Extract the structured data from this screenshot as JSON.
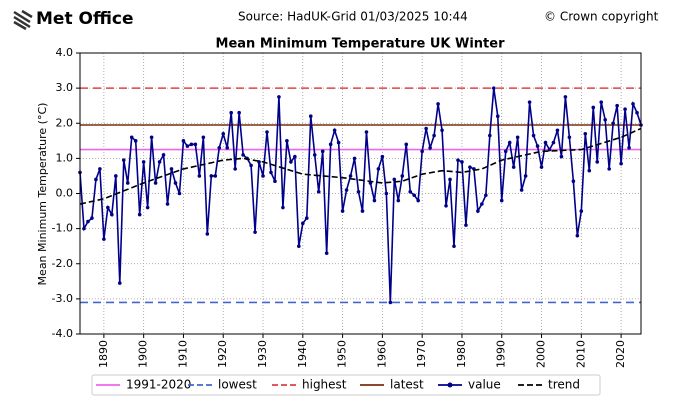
{
  "header": {
    "logo": "Met Office",
    "source": "Source: HadUK-Grid 01/03/2025 10:44",
    "copyright": "© Crown copyright"
  },
  "chart_data": {
    "type": "line",
    "title": "Mean Minimum Temperature UK Winter",
    "ylabel": "Mean Minimum Temperature (°C)",
    "xlim": [
      1884,
      2025
    ],
    "ylim": [
      -4,
      4
    ],
    "xticks": [
      1890,
      1900,
      1910,
      1920,
      1930,
      1940,
      1950,
      1960,
      1970,
      1980,
      1990,
      2000,
      2010,
      2020
    ],
    "yticks": [
      {
        "value": -4,
        "label": "-4.0"
      },
      {
        "value": -3,
        "label": "-3.0"
      },
      {
        "value": -2,
        "label": "-2.0"
      },
      {
        "value": -1,
        "label": "-1.0"
      },
      {
        "value": 0,
        "label": "0.0"
      },
      {
        "value": 1,
        "label": "1.0"
      },
      {
        "value": 2,
        "label": "2.0"
      },
      {
        "value": 3,
        "label": "3.0"
      },
      {
        "value": 4,
        "label": "4.0"
      }
    ],
    "grid": true,
    "legend": "bottom",
    "reference_lines": [
      {
        "name": "1991-2020",
        "value": 1.25,
        "color": "#ee66ee",
        "style": "solid"
      },
      {
        "name": "lowest",
        "value": -3.1,
        "color": "#4466cc",
        "style": "dashed"
      },
      {
        "name": "highest",
        "value": 3.0,
        "color": "#dd4444",
        "style": "dashed"
      },
      {
        "name": "latest",
        "value": 1.95,
        "color": "#7a2e10",
        "style": "solid"
      }
    ],
    "series": [
      {
        "name": "value",
        "color": "#00008b",
        "x": [
          1884,
          1885,
          1886,
          1887,
          1888,
          1889,
          1890,
          1891,
          1892,
          1893,
          1894,
          1895,
          1896,
          1897,
          1898,
          1899,
          1900,
          1901,
          1902,
          1903,
          1904,
          1905,
          1906,
          1907,
          1908,
          1909,
          1910,
          1911,
          1912,
          1913,
          1914,
          1915,
          1916,
          1917,
          1918,
          1919,
          1920,
          1921,
          1922,
          1923,
          1924,
          1925,
          1926,
          1927,
          1928,
          1929,
          1930,
          1931,
          1932,
          1933,
          1934,
          1935,
          1936,
          1937,
          1938,
          1939,
          1940,
          1941,
          1942,
          1943,
          1944,
          1945,
          1946,
          1947,
          1948,
          1949,
          1950,
          1951,
          1952,
          1953,
          1954,
          1955,
          1956,
          1957,
          1958,
          1959,
          1960,
          1961,
          1962,
          1963,
          1964,
          1965,
          1966,
          1967,
          1968,
          1969,
          1970,
          1971,
          1972,
          1973,
          1974,
          1975,
          1976,
          1977,
          1978,
          1979,
          1980,
          1981,
          1982,
          1983,
          1984,
          1985,
          1986,
          1987,
          1988,
          1989,
          1990,
          1991,
          1992,
          1993,
          1994,
          1995,
          1996,
          1997,
          1998,
          1999,
          2000,
          2001,
          2002,
          2003,
          2004,
          2005,
          2006,
          2007,
          2008,
          2009,
          2010,
          2011,
          2012,
          2013,
          2014,
          2015,
          2016,
          2017,
          2018,
          2019,
          2020,
          2021,
          2022,
          2023,
          2024,
          2025
        ],
        "values": [
          0.6,
          -1.0,
          -0.8,
          -0.7,
          0.4,
          0.7,
          -1.3,
          -0.4,
          -0.6,
          0.5,
          -2.55,
          0.95,
          0.3,
          1.6,
          1.5,
          -0.6,
          0.9,
          -0.4,
          1.6,
          0.3,
          0.9,
          1.1,
          -0.3,
          0.7,
          0.3,
          0.0,
          1.5,
          1.35,
          1.4,
          1.4,
          0.5,
          1.6,
          -1.15,
          0.5,
          0.5,
          1.3,
          1.7,
          1.3,
          2.3,
          0.7,
          2.3,
          1.1,
          1.0,
          0.8,
          -1.1,
          0.9,
          0.5,
          1.75,
          0.6,
          0.35,
          2.75,
          -0.4,
          1.5,
          0.9,
          1.05,
          -1.5,
          -0.85,
          -0.7,
          2.2,
          1.1,
          0.05,
          1.2,
          -1.7,
          1.4,
          1.8,
          1.45,
          -0.5,
          0.1,
          0.5,
          1.0,
          0.05,
          -0.5,
          1.75,
          0.3,
          -0.2,
          0.7,
          1.05,
          0.0,
          -3.1,
          0.4,
          -0.2,
          0.5,
          1.4,
          0.05,
          -0.05,
          -0.2,
          1.2,
          1.85,
          1.3,
          1.65,
          2.55,
          1.8,
          -0.35,
          0.4,
          -1.5,
          0.95,
          0.9,
          -0.9,
          0.75,
          0.7,
          -0.5,
          -0.3,
          -0.05,
          1.65,
          3.0,
          2.2,
          -0.2,
          1.2,
          1.45,
          0.75,
          1.6,
          0.1,
          0.5,
          2.6,
          1.65,
          1.35,
          0.75,
          1.45,
          1.25,
          1.45,
          1.8,
          1.05,
          2.75,
          1.6,
          0.35,
          -1.2,
          -0.5,
          1.7,
          0.65,
          2.45,
          0.9,
          2.6,
          2.1,
          0.7,
          2.0,
          2.5,
          0.85,
          2.4,
          1.3,
          2.55,
          2.3,
          1.95
        ]
      },
      {
        "name": "trend",
        "color": "#000000",
        "x": [
          1884,
          1890,
          1900,
          1910,
          1920,
          1925,
          1930,
          1940,
          1950,
          1960,
          1965,
          1970,
          1975,
          1980,
          1985,
          1990,
          2000,
          2010,
          2020,
          2025
        ],
        "values": [
          -0.3,
          -0.15,
          0.3,
          0.7,
          0.95,
          1.0,
          0.9,
          0.55,
          0.45,
          0.3,
          0.35,
          0.55,
          0.65,
          0.6,
          0.7,
          0.95,
          1.2,
          1.25,
          1.6,
          1.85
        ]
      }
    ]
  }
}
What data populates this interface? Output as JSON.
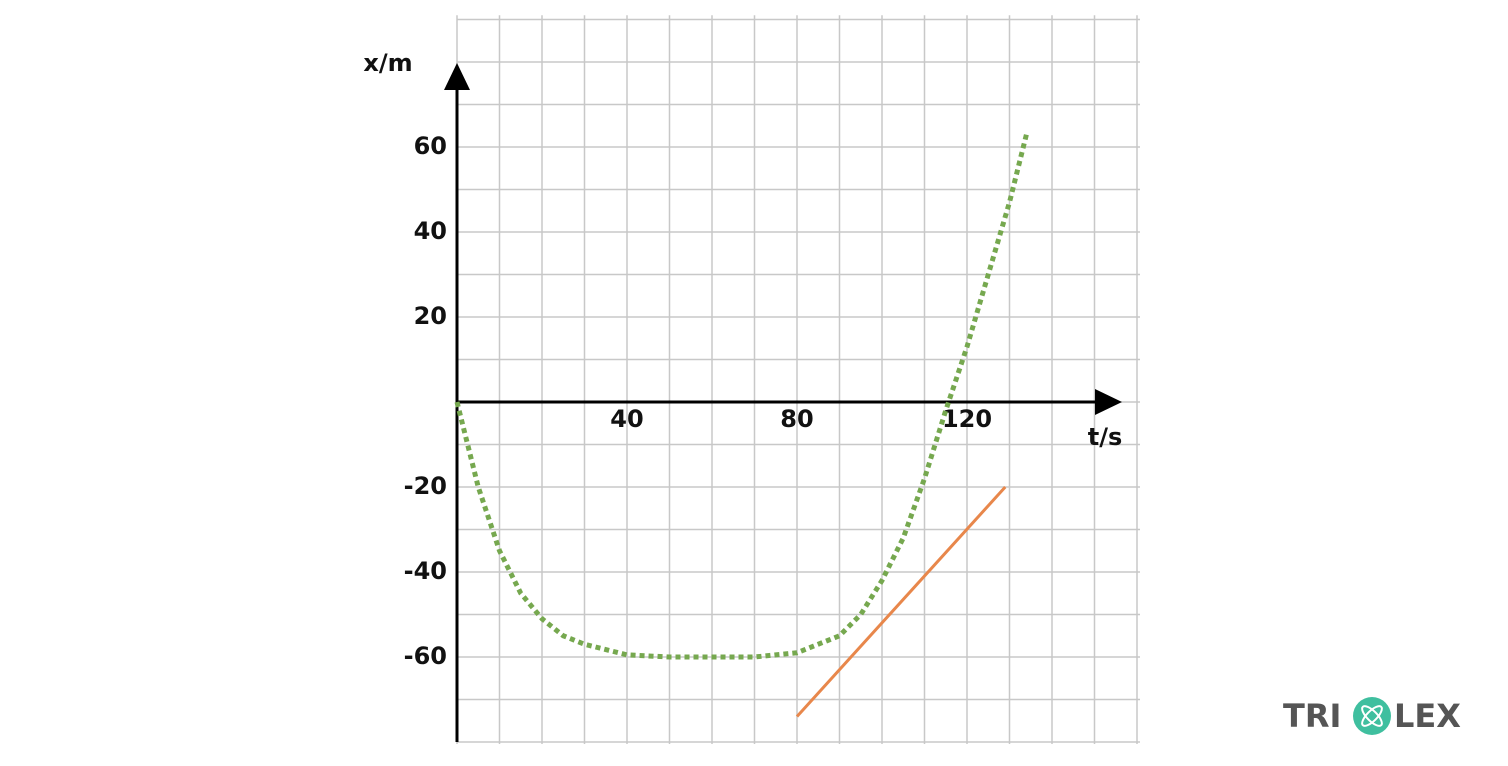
{
  "chart_data": {
    "type": "line",
    "xlabel": "t/s",
    "ylabel": "x/m",
    "xlim": [
      0,
      160
    ],
    "ylim": [
      -80,
      91
    ],
    "xticks": [
      40,
      80,
      120
    ],
    "yticks": [
      -60,
      -40,
      -20,
      20,
      40,
      60
    ],
    "grid": true,
    "xgrid": [
      0,
      10,
      20,
      30,
      40,
      50,
      60,
      70,
      80,
      90,
      100,
      110,
      120,
      130,
      140,
      150,
      160
    ],
    "ygrid": [
      -80,
      -70,
      -60,
      -50,
      -40,
      -30,
      -20,
      -10,
      0,
      10,
      20,
      30,
      40,
      50,
      60,
      70,
      80,
      90
    ],
    "series": [
      {
        "color": "#76a84f",
        "dashed": true,
        "x": [
          0,
          5,
          10,
          15,
          20,
          25,
          30,
          40,
          50,
          60,
          70,
          80,
          90,
          95,
          100,
          105,
          110,
          115,
          120,
          125,
          130,
          134
        ],
        "values": [
          0,
          -20,
          -35,
          -45,
          -51,
          -55,
          -57,
          -59.5,
          -60,
          -60,
          -60,
          -59,
          -55,
          -50,
          -42,
          -32,
          -18,
          -2,
          13,
          30,
          47,
          63
        ]
      },
      {
        "color": "#e8874b",
        "dashed": false,
        "x": [
          80,
          129
        ],
        "values": [
          -74,
          -20
        ]
      }
    ]
  },
  "brand": {
    "left": "TRI",
    "right": "LEX"
  }
}
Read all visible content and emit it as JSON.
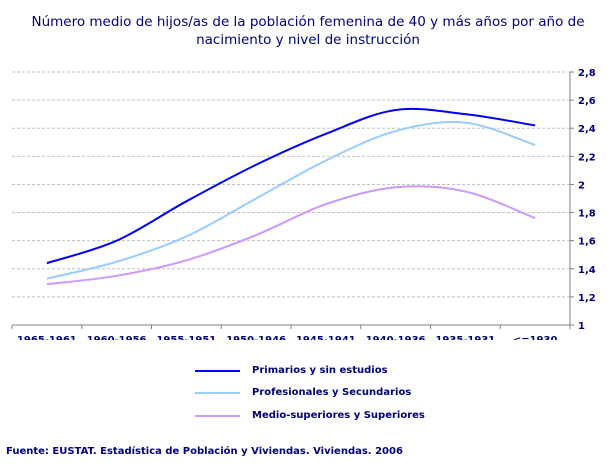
{
  "chart_data": {
    "type": "line",
    "title_lines": [
      "Número medio de hijos/as de la población femenina de 40 y más años por año de",
      "nacimiento y nivel de instrucción"
    ],
    "categories": [
      "1965-1961",
      "1960-1956",
      "1955-1951",
      "1950-1946",
      "1945-1941",
      "1940-1936",
      "1935-1931",
      "<=1930"
    ],
    "ylim": [
      1,
      2.8
    ],
    "yticks": [
      "1",
      "1,2",
      "1,4",
      "1,6",
      "1,8",
      "2",
      "2,2",
      "2,4",
      "2,6",
      "2,8"
    ],
    "yaxis_position": "right",
    "grid": "horizontal dashed",
    "legend_position": "bottom",
    "series": [
      {
        "name": "Primarios y sin estudios",
        "color": "#0000FF",
        "values": [
          1.44,
          1.6,
          1.88,
          2.14,
          2.36,
          2.53,
          2.5,
          2.42
        ]
      },
      {
        "name": "Profesionales y Secundarios",
        "color": "#99CCFF",
        "values": [
          1.33,
          1.45,
          1.63,
          1.9,
          2.17,
          2.38,
          2.44,
          2.28
        ]
      },
      {
        "name": "Medio-superiores y Superiores",
        "color": "#CC99FF",
        "values": [
          1.29,
          1.35,
          1.46,
          1.64,
          1.86,
          1.98,
          1.95,
          1.76
        ]
      }
    ]
  },
  "footer": "Fuente: EUSTAT. Estadística de Población y Viviendas. Viviendas. 2006"
}
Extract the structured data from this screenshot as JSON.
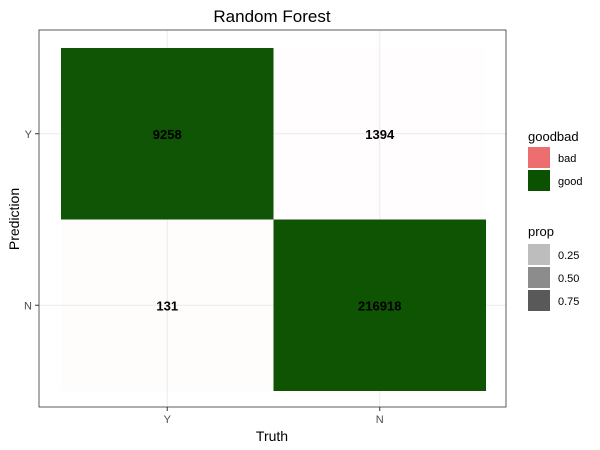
{
  "chart_data": {
    "type": "heatmap",
    "title": "Random Forest",
    "xlabel": "Truth",
    "ylabel": "Prediction",
    "x_categories": [
      "Y",
      "N"
    ],
    "y_categories": [
      "Y",
      "N"
    ],
    "cells": [
      {
        "truth": "Y",
        "prediction": "Y",
        "value": 9258,
        "goodbad": "good",
        "prop": 0.98
      },
      {
        "truth": "N",
        "prediction": "Y",
        "value": 1394,
        "goodbad": "bad",
        "prop": 0.01
      },
      {
        "truth": "Y",
        "prediction": "N",
        "value": 131,
        "goodbad": "bad",
        "prop": 0.02
      },
      {
        "truth": "N",
        "prediction": "N",
        "value": 216918,
        "goodbad": "good",
        "prop": 0.99
      }
    ],
    "grid": true,
    "legends": {
      "placement": "right",
      "fill": {
        "title": "goodbad",
        "items": [
          {
            "label": "bad",
            "color": "#ed6e6e"
          },
          {
            "label": "good",
            "color": "#0b5200"
          }
        ]
      },
      "alpha": {
        "title": "prop",
        "items": [
          {
            "label": "0.25",
            "color": "#bdbdbd"
          },
          {
            "label": "0.50",
            "color": "#8c8c8c"
          },
          {
            "label": "0.75",
            "color": "#595959"
          }
        ]
      }
    },
    "colors": {
      "good": "#0b5200",
      "bad": "#ed6e6e",
      "panel_border": "#333333",
      "grid": "#ebebeb"
    }
  }
}
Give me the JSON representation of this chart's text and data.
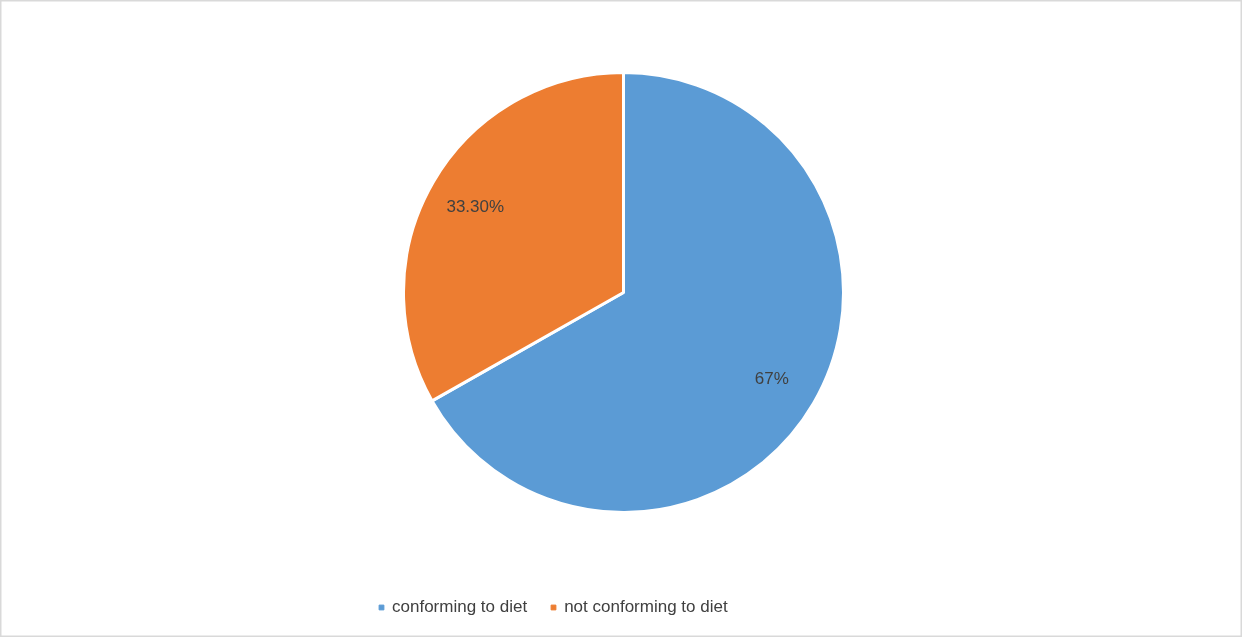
{
  "chart_data": {
    "type": "pie",
    "categories": [
      "conforming to diet",
      "not conforming to diet"
    ],
    "values": [
      67,
      33.3
    ],
    "colors": [
      "#5b9bd5",
      "#ed7d31"
    ],
    "value_labels": [
      "67%",
      "33.30%"
    ],
    "legend": "bottom"
  }
}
--*--
Go through the listing above and locate each line that holds the word "Mean". Copy those lines.

    "title": "Mean Minimum Temperature UK Winter",
    "ylabel": "Mean Minimum Temperature (°C)",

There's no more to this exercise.